## [Work to complete]
Pictures do not belong in your copy. Repeat all the other data exactly.
-------
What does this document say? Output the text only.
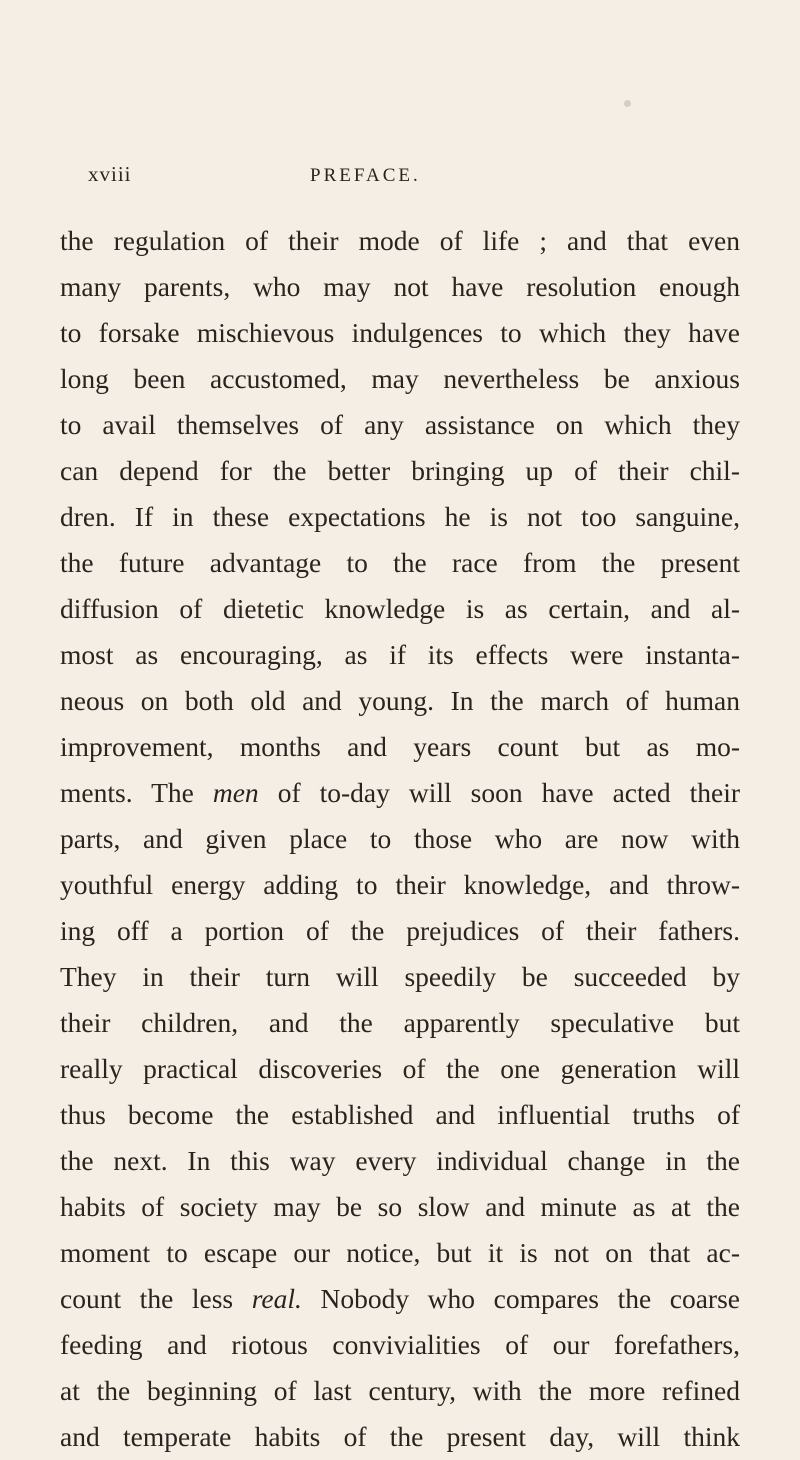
xviii	PREFACE.
the regulation of their mode of life ; and that even
many parents, who may not have resolution enough
to forsake mischievous indulgences to which they have
long been accustomed, may nevertheless be anxious
to avail themselves of any assistance on which they
can depend for the better bringing up of their chil-
dren. If in these expectations he is not too sanguine,
the future advantage to the race from the present
diffusion of dietetic knowledge is as certain, and al-
most as encouraging, as if its effects were instanta-
neous on both old and young. In the march of human
improvement, months and years count but as mo-
ments. The men of to-day will soon have acted their
parts, and given place to those who are now with
youthful energy adding to their knowledge, and throw-
ing off a portion of the prejudices of their fathers.
They in their turn will speedily be succeeded by
their children, and the apparently speculative but
really practical discoveries of the one generation will
thus become the established and influential truths of
the next. In this way every individual change in the
habits of society may be so slow and minute as at the
moment to escape our notice, but it is not on that ac-
count the less real. Nobody who compares the coarse
feeding and riotous convivialities of our forefathers,
at the beginning of last century, with the more refined
and temperate habits of the present day, will think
-------
## [Correct answer]
What does this document say? Output the text only.
xviii	PREFACE.
the regulation of their mode of life ; and that even
many parents, who may not have resolution enough
to forsake mischievous indulgences to which they have
long been accustomed, may nevertheless be anxious
to avail themselves of any assistance on which they
can depend for the better bringing up of their chil-
dren. If in these expectations he is not too sanguine,
the future advantage to the race from the present
diffusion of dietetic knowledge is as certain, and al-
most as encouraging, as if its effects were instanta-
neous on both old and young. In the march of human
improvement, months and years count but as mo-
ments. The men of to-day will soon have acted their
parts, and given place to those who are now with
youthful energy adding to their knowledge, and throw-
ing off a portion of the prejudices of their fathers.
They in their turn will speedily be succeeded by
their children, and the apparently speculative but
really practical discoveries of the one generation will
thus become the established and influential truths of
the next. In this way every individual change in the
habits of society may be so slow and minute as at the
moment to escape our notice, but it is not on that ac-
count the less real. Nobody who compares the coarse
feeding and riotous convivialities of our forefathers,
at the beginning of last century, with the more refined
and temperate habits of the present day, will think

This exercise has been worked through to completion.